* start Dataset rows *

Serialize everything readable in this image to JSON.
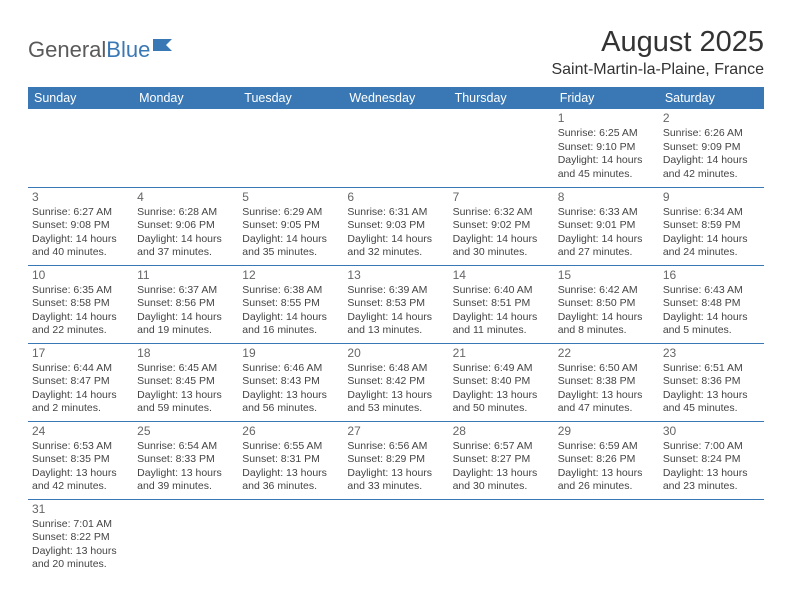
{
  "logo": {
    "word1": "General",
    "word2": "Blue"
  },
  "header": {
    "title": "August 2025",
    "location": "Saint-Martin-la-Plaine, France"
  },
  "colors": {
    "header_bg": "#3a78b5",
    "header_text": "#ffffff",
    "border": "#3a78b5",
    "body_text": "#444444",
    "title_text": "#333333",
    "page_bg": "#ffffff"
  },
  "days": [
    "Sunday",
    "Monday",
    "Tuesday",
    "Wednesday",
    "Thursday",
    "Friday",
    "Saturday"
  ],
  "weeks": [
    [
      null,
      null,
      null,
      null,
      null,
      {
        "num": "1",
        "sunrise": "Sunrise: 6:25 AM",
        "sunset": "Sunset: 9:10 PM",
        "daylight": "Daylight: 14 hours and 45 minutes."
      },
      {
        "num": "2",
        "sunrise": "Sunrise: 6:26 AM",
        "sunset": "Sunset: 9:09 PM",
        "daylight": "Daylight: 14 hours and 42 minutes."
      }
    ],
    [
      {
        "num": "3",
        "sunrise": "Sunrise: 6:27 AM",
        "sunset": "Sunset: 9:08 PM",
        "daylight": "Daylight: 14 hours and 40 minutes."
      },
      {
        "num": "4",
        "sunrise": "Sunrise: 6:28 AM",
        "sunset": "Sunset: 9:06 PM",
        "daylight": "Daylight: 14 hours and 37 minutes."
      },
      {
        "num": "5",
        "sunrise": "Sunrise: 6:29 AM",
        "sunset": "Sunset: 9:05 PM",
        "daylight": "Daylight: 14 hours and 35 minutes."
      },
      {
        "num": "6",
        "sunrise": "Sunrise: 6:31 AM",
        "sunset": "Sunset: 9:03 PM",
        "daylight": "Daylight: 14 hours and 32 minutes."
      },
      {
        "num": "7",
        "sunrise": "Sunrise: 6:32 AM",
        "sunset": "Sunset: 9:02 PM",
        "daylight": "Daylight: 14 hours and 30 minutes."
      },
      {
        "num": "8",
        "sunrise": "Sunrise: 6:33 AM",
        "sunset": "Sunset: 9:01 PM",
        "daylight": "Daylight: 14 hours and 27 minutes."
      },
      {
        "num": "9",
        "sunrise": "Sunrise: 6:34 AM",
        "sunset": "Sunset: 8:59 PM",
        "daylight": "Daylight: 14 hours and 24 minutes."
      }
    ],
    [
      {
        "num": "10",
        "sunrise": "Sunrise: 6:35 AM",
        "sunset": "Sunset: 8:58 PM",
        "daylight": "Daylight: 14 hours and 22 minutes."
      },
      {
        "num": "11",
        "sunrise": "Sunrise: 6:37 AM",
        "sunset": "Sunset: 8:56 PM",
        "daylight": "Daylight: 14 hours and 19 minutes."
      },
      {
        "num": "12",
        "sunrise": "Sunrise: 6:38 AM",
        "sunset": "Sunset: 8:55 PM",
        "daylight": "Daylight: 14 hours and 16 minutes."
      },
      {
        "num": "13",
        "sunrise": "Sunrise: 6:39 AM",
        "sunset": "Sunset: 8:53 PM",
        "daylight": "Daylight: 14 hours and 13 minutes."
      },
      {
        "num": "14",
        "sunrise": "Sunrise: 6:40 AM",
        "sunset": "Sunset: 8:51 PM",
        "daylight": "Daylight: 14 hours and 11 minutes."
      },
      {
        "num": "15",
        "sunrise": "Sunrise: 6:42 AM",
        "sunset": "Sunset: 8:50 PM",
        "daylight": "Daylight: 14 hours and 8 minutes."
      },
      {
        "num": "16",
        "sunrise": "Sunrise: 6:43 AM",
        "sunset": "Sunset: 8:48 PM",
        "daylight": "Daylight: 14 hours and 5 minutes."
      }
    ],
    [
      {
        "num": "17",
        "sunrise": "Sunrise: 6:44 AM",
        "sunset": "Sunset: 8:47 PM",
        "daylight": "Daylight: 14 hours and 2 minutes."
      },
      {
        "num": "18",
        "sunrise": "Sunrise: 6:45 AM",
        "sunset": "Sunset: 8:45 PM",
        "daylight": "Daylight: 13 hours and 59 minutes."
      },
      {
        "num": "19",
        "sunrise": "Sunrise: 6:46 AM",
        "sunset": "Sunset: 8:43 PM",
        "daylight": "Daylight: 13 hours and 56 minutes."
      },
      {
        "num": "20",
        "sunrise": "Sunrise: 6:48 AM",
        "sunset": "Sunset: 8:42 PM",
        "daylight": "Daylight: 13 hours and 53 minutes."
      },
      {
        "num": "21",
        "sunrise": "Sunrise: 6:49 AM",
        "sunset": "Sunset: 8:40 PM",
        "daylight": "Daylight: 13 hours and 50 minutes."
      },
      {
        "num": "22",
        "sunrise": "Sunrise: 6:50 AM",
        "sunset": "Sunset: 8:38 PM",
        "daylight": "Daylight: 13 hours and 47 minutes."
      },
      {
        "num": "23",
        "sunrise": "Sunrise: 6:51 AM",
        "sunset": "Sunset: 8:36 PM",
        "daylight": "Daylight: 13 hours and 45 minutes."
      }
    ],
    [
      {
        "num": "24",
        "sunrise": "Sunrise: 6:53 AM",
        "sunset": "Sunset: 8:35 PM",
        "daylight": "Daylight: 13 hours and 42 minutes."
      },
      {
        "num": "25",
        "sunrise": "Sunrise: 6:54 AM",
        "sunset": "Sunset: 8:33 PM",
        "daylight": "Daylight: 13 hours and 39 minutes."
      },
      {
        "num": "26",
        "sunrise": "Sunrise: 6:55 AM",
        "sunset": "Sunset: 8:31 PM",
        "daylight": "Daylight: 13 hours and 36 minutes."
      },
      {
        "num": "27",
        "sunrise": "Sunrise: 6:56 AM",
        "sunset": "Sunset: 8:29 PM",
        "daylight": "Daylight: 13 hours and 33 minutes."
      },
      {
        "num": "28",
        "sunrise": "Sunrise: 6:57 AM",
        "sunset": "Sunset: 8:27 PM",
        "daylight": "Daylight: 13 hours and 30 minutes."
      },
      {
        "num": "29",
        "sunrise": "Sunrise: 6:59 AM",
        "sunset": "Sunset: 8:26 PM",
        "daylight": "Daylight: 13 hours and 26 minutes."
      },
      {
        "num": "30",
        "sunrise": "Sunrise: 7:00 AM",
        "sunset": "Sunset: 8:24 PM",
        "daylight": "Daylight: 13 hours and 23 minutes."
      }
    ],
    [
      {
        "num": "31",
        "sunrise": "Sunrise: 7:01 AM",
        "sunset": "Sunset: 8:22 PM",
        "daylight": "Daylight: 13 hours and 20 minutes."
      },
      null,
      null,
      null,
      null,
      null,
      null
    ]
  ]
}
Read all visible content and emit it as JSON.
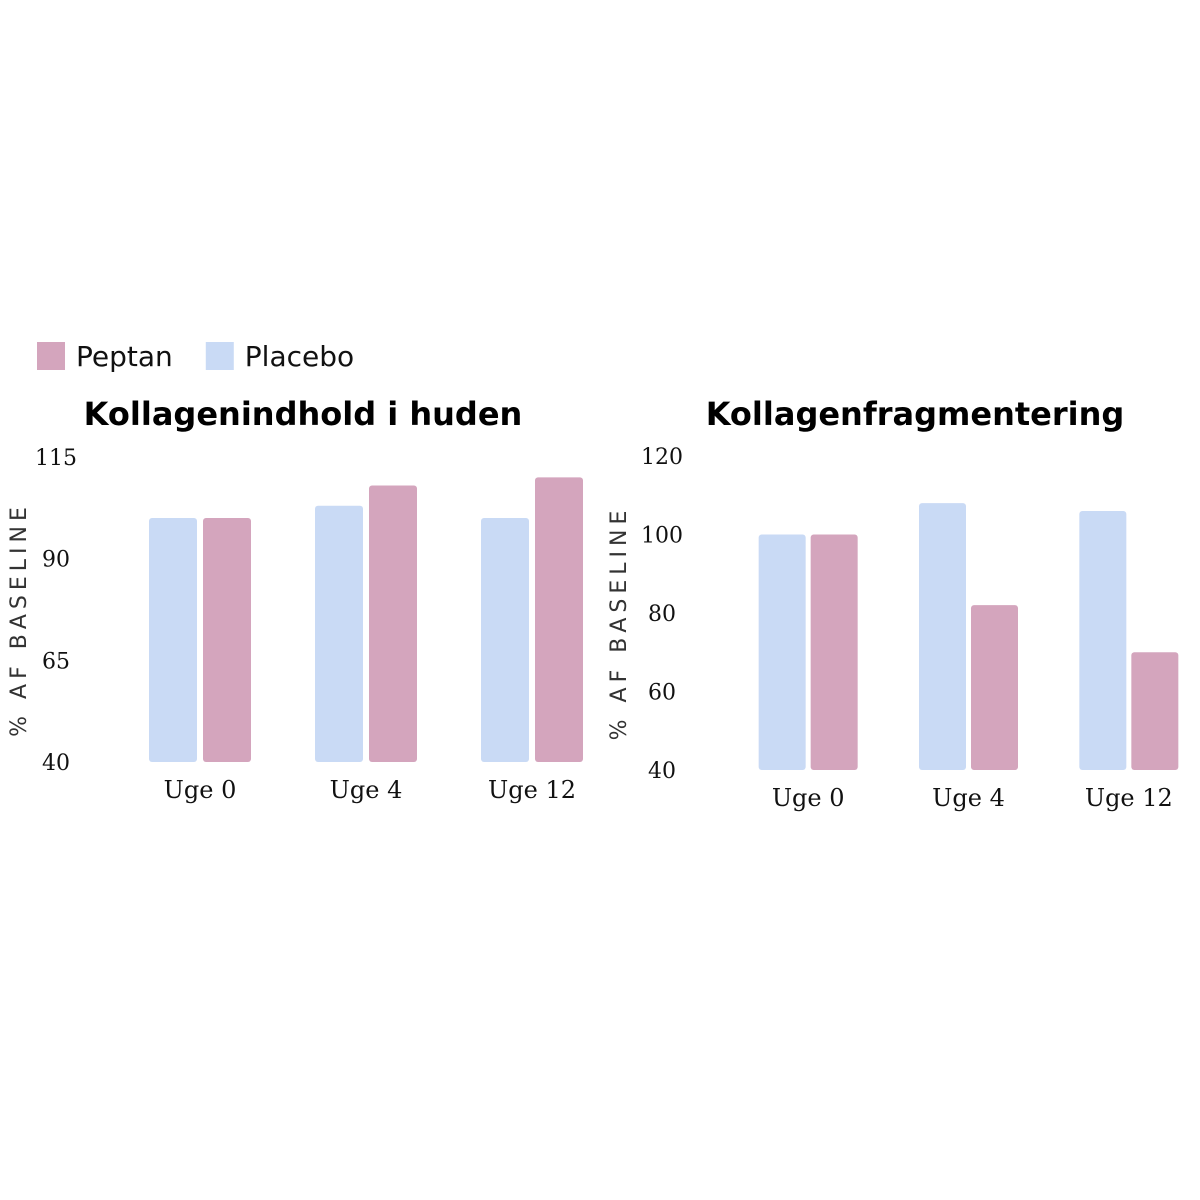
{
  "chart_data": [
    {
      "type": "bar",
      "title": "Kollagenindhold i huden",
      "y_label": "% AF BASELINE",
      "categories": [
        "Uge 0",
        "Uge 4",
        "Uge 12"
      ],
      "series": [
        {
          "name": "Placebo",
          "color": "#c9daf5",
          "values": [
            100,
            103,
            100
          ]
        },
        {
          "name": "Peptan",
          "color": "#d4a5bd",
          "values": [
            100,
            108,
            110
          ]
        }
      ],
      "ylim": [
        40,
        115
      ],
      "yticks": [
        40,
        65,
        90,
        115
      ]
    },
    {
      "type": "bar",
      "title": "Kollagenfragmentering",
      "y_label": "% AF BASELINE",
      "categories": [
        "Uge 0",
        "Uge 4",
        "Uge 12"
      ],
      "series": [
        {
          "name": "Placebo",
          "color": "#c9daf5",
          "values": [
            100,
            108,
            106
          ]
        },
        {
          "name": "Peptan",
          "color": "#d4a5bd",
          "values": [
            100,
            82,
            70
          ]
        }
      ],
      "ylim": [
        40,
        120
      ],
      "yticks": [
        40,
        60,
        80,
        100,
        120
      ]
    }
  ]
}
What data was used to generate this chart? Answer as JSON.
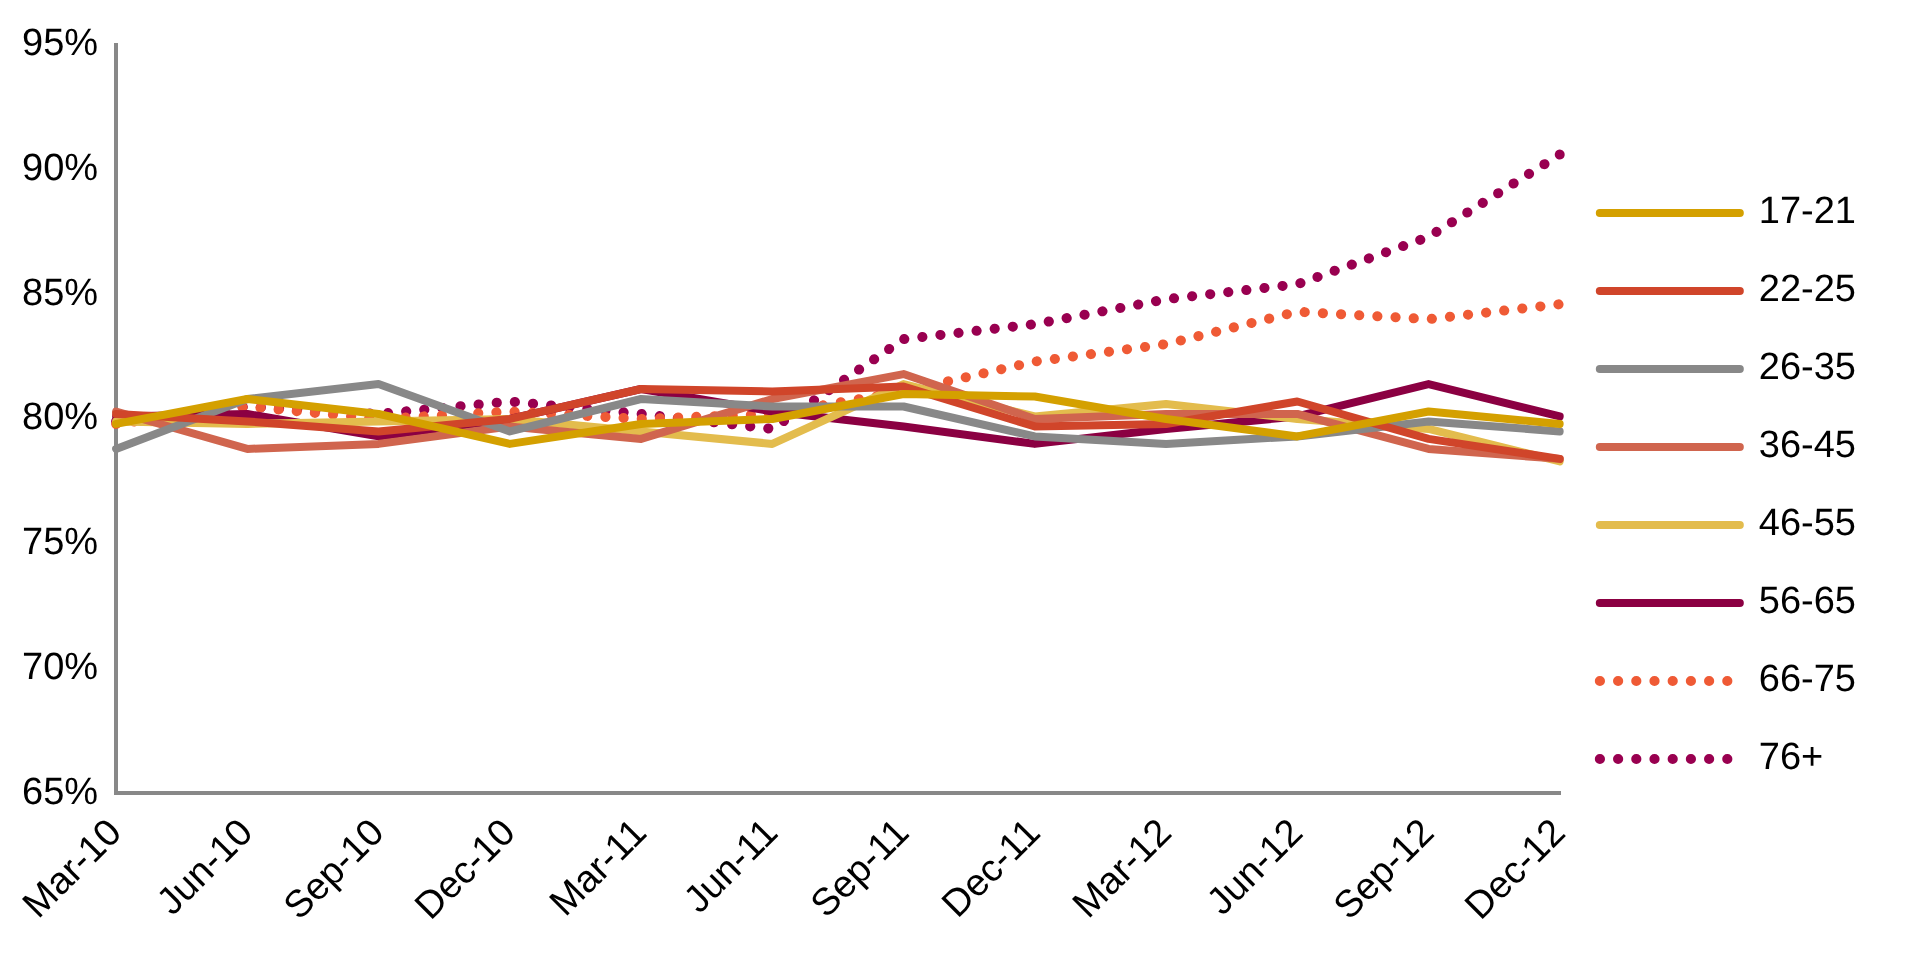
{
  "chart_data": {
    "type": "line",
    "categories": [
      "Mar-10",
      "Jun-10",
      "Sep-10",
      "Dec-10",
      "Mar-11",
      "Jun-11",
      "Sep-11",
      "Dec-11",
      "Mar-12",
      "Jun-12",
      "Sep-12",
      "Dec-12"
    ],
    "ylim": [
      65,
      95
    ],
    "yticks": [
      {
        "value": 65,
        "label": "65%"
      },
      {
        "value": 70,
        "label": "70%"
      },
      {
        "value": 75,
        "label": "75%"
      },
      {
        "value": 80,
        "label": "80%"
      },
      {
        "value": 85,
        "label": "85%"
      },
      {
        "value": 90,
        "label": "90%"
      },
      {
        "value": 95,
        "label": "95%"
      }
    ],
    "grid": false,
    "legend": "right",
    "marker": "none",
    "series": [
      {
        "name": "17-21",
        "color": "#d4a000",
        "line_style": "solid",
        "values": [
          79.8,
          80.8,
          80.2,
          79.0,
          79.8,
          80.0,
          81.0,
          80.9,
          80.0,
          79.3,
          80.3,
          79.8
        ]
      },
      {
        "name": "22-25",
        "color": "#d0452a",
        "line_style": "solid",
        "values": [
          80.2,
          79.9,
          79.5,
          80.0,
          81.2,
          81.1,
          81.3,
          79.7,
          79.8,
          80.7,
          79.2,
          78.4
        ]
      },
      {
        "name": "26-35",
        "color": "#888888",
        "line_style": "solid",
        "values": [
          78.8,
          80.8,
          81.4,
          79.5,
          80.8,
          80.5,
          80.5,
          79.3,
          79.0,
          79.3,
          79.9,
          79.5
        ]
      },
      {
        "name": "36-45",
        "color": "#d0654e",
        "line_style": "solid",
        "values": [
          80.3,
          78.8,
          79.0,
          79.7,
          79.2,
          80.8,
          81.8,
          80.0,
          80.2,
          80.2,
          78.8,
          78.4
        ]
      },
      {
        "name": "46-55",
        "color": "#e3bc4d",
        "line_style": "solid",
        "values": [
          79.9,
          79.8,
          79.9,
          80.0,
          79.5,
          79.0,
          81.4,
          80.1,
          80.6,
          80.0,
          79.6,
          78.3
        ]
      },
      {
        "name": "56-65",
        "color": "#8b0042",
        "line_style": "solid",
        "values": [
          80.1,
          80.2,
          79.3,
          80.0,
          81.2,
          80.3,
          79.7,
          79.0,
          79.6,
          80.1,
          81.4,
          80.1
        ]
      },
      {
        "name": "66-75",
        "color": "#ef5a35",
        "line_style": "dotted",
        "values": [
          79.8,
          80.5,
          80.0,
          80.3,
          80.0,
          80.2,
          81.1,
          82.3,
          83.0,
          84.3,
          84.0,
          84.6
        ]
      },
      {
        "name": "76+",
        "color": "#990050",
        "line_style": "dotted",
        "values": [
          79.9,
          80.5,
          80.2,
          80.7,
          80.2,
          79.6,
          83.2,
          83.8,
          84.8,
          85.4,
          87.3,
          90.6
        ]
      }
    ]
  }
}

* end Dataset rows *

» Objective: Copy every line of the listing containing the string "this".

» Complete output:
Serialize everything readable in this image to JSON.
What data was used to generate this chart? Answer as JSON.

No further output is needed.